Requirement:
Find the word "noch" in the material below and gather every line that contains it.

Data extracted from a collection:

☆ ☆ ☆ ☆

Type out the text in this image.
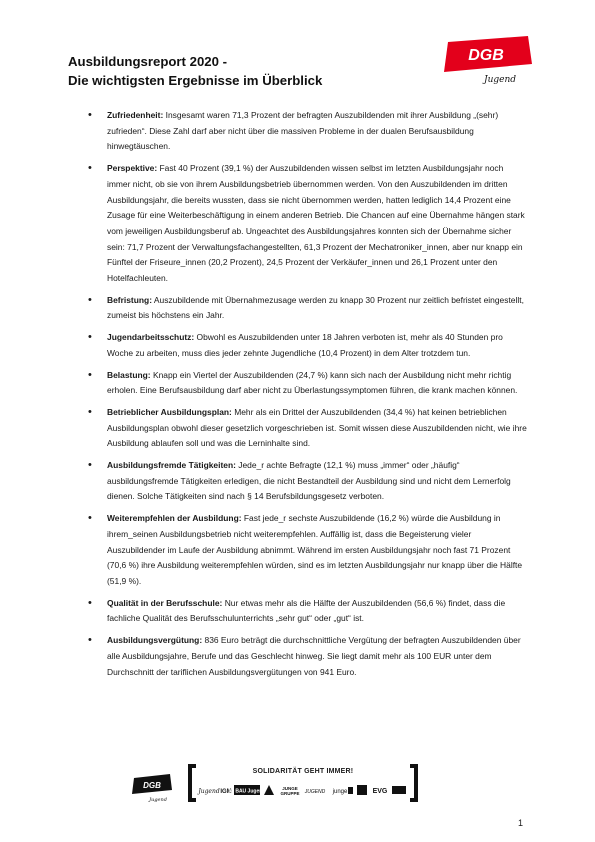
Ausbildungsreport 2020 -
Die wichtigsten Ergebnisse im Überblick
DGB
Jugend
• Zufriedenheit: Insgesamt waren 71,3 Prozent der befragten Auszubildenden mit ihrer Ausbildung „(sehr) zufrieden“. Diese Zahl darf aber nicht über die massiven Probleme in der dualen Berufsausbildung hinwegtäuschen.
• Perspektive: Fast 40 Prozent (39,1 %) der Auszubildenden wissen selbst im letzten Ausbildungsjahr noch immer nicht, ob sie von ihrem Ausbildungsbetrieb übernommen werden. Von den Auszubildenden im dritten Ausbildungsjahr, die bereits wussten, dass sie nicht übernommen werden, hatten lediglich 14,4 Prozent eine Zusage für eine Weiterbeschäftigung in einem anderen Betrieb. Die Chancen auf eine Übernahme hängen stark vom jeweiligen Ausbildungsberuf ab. Ungeachtet des Ausbildungsjahres konnten sich der Übernahme sicher sein: 71,7 Prozent der Verwaltungsfachangestellten, 61,3 Prozent der Mechatroniker_innen, aber nur knapp ein Fünftel der Friseure_innen (20,2 Prozent), 24,5 Prozent der Verkäufer_innen und 26,1 Prozent unter den Hotelfachleuten.
• Befristung: Auszubildende mit Übernahmezusage werden zu knapp 30 Prozent nur zeitlich befristet eingestellt, zumeist bis höchstens ein Jahr.
• Jugendarbeitsschutz: Obwohl es Auszubildenden unter 18 Jahren verboten ist, mehr als 40 Stunden pro Woche zu arbeiten, muss dies jeder zehnte Jugendliche (10,4 Prozent) in dem Alter trotzdem tun.
• Belastung: Knapp ein Viertel der Auszubildenden (24,7 %) kann sich nach der Ausbildung nicht mehr richtig erholen. Eine Berufsausbildung darf aber nicht zu Überlastungssymptomen führen, die krank machen können.
• Betrieblicher Ausbildungsplan: Mehr als ein Drittel der Auszubildenden (34,4 %) hat keinen betrieblichen Ausbildungsplan obwohl dieser gesetzlich vorgeschrieben ist. Somit wissen diese Auszubildenden nicht, wie ihre Ausbildung ablaufen soll und was die Lerninhalte sind.
• Ausbildungsfremde Tätigkeiten: Jede_r achte Befragte (12,1 %) muss „immer“ oder „häufig“ ausbildungsfremde Tätigkeiten erledigen, die nicht Bestandteil der Ausbildung sind und nicht dem Lernerfolg dienen. Solche Tätigkeiten sind nach § 14 Berufsbildungsgesetz verboten.
• Weiterempfehlen der Ausbildung: Fast jede_r sechste Auszubildende (16,2 %) würde die Ausbildung in ihrem_seinen Ausbildungsbetrieb nicht weiterempfehlen. Auffällig ist, dass die Begeisterung vieler Auszubildender im Laufe der Ausbildung abnimmt. Während im ersten Ausbildungsjahr noch fast 71 Prozent (70,6 %) ihre Ausbildung weiterempfehlen würden, sind es im letzten Ausbildungsjahr nur knapp über die Hälfte (51,9 %).
• Qualität in der Berufsschule: Nur etwas mehr als die Hälfte der Auszubildenden (56,6 %) findet, dass die fachliche Qualität des Berufsschulunterrichts „sehr gut“ oder „gut“ ist.
• Ausbildungsvergütung: 836 Euro beträgt die durchschnittliche Vergütung der befragten Auszubildenden über alle Ausbildungsjahre, Berufe und das Geschlecht hinweg. Sie liegt damit mehr als 100 EUR unter dem Durchschnitt der tariflichen Ausbildungsvergütungen von 941 Euro.
DGB
Jugend
SOLIDARITÄT GEHT IMMER!
Jugend IGM
IG BAU Jugend	JUNGE
GRUPPE JUGEND junge	EVG
1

☆ ☆ ☆ ☆

Right answer:
• Perspektive: Fast 40 Prozent (39,1 %) der Auszubildenden wissen selbst im letzten Ausbildungsjahr noch immer nicht, ob sie von ihrem Ausbildungsbetrieb übernommen werden. Von den Auszubildenden im dritten Ausbildungsjahr, die bereits wussten, dass sie nicht übernommen werden, hatten lediglich 14,4 Prozent eine Zusage für eine Weiterbeschäftigung in einem anderen Betrieb. Die Chancen auf eine Übernahme hängen stark vom jeweiligen Ausbildungsberuf ab. Ungeachtet des Ausbildungsjahres konnten sich der Übernahme sicher sein: 71,7 Prozent der Verwaltungsfachangestellten, 61,3 Prozent der Mechatroniker_innen, aber nur knapp ein Fünftel der Friseure_innen (20,2 Prozent), 24,5 Prozent der Verkäufer_innen und 26,1 Prozent unter den Hotelfachleuten.
• Weiterempfehlen der Ausbildung: Fast jede_r sechste Auszubildende (16,2 %) würde die Ausbildung in ihrem_seinen Ausbildungsbetrieb nicht weiterempfehlen. Auffällig ist, dass die Begeisterung vieler Auszubildender im Laufe der Ausbildung abnimmt. Während im ersten Ausbildungsjahr noch fast 71 Prozent (70,6 %) ihre Ausbildung weiterempfehlen würden, sind es im letzten Ausbildungsjahr nur knapp über die Hälfte (51,9 %).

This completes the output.